[Records contained in a dataset]
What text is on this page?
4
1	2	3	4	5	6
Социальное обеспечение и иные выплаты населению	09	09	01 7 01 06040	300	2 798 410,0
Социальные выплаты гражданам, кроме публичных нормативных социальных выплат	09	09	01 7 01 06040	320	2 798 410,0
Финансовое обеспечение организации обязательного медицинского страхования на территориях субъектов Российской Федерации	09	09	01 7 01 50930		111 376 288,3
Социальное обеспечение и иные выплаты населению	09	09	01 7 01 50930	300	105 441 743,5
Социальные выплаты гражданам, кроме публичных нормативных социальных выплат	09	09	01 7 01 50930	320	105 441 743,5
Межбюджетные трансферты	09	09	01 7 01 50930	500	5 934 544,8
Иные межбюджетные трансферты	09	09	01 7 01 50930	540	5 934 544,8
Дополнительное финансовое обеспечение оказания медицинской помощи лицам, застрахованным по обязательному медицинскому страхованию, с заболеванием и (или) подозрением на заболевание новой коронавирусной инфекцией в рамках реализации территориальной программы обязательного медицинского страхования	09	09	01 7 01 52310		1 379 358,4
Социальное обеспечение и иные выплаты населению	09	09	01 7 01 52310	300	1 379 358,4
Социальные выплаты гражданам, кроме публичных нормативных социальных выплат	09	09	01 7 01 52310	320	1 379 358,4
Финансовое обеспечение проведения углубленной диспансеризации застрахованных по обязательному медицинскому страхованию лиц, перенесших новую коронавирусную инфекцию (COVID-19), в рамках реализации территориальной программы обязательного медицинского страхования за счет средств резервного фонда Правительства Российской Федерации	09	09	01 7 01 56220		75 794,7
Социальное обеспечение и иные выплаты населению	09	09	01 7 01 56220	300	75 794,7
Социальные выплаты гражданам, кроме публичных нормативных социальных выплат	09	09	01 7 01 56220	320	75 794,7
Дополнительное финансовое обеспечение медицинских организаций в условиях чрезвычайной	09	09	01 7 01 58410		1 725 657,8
...
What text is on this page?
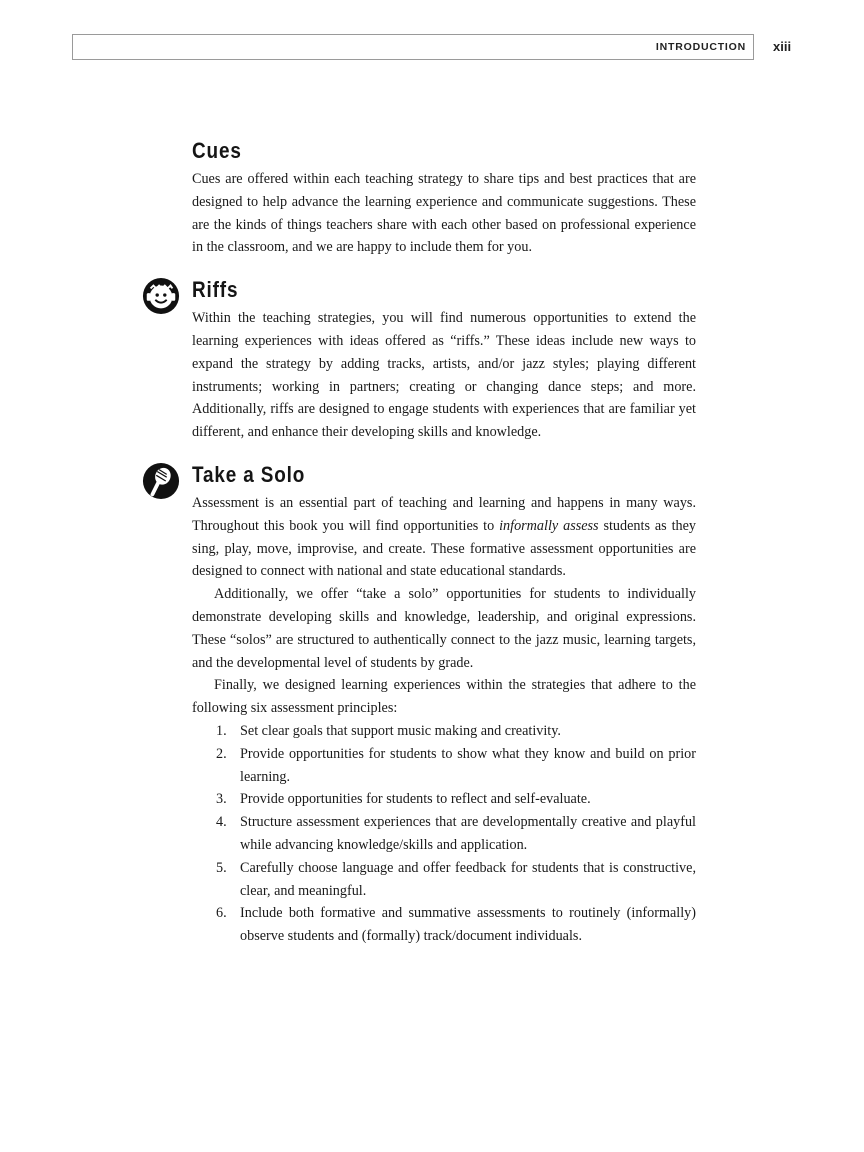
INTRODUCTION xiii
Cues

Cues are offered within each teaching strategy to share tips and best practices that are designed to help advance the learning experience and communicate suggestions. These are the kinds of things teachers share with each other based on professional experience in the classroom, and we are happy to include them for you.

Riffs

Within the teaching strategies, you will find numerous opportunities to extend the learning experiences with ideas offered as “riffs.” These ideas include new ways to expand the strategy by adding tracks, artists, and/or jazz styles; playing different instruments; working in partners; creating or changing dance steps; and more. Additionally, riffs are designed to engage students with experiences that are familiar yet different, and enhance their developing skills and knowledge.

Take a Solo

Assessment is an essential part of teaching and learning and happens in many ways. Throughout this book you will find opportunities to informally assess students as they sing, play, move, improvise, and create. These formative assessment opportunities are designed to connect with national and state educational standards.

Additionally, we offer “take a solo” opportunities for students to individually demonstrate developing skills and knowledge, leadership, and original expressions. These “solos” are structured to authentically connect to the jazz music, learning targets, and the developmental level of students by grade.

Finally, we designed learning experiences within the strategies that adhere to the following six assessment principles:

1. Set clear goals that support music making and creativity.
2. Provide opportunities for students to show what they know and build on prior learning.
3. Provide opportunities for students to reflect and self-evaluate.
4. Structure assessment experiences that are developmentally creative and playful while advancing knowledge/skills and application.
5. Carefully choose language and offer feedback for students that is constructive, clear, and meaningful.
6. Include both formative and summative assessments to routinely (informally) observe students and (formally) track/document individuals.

▶ **Task to complete**
Pick out every line with the string "рамках" and copy it.

▶ **Written answer**
Дополнительное финансовое обеспечение оказания медицинской помощи лицам, застрахованным по обязательному медицинскому страхованию, с заболеванием и (или) подозрением на заболевание новой коронавирусной инфекцией в рамках реализации территориальной программы обязательного медицинского страхования	09	09	01 7 01 52310		1 379 358,4
Финансовое обеспечение проведения углубленной диспансеризации застрахованных по обязательному медицинскому страхованию лиц, перенесших новую коронавирусную инфекцию (COVID-19), в рамках реализации территориальной программы обязательного медицинского страхования за счет средств резервного фонда Правительства Российской Федерации	09	09	01 7 01 56220		75 794,7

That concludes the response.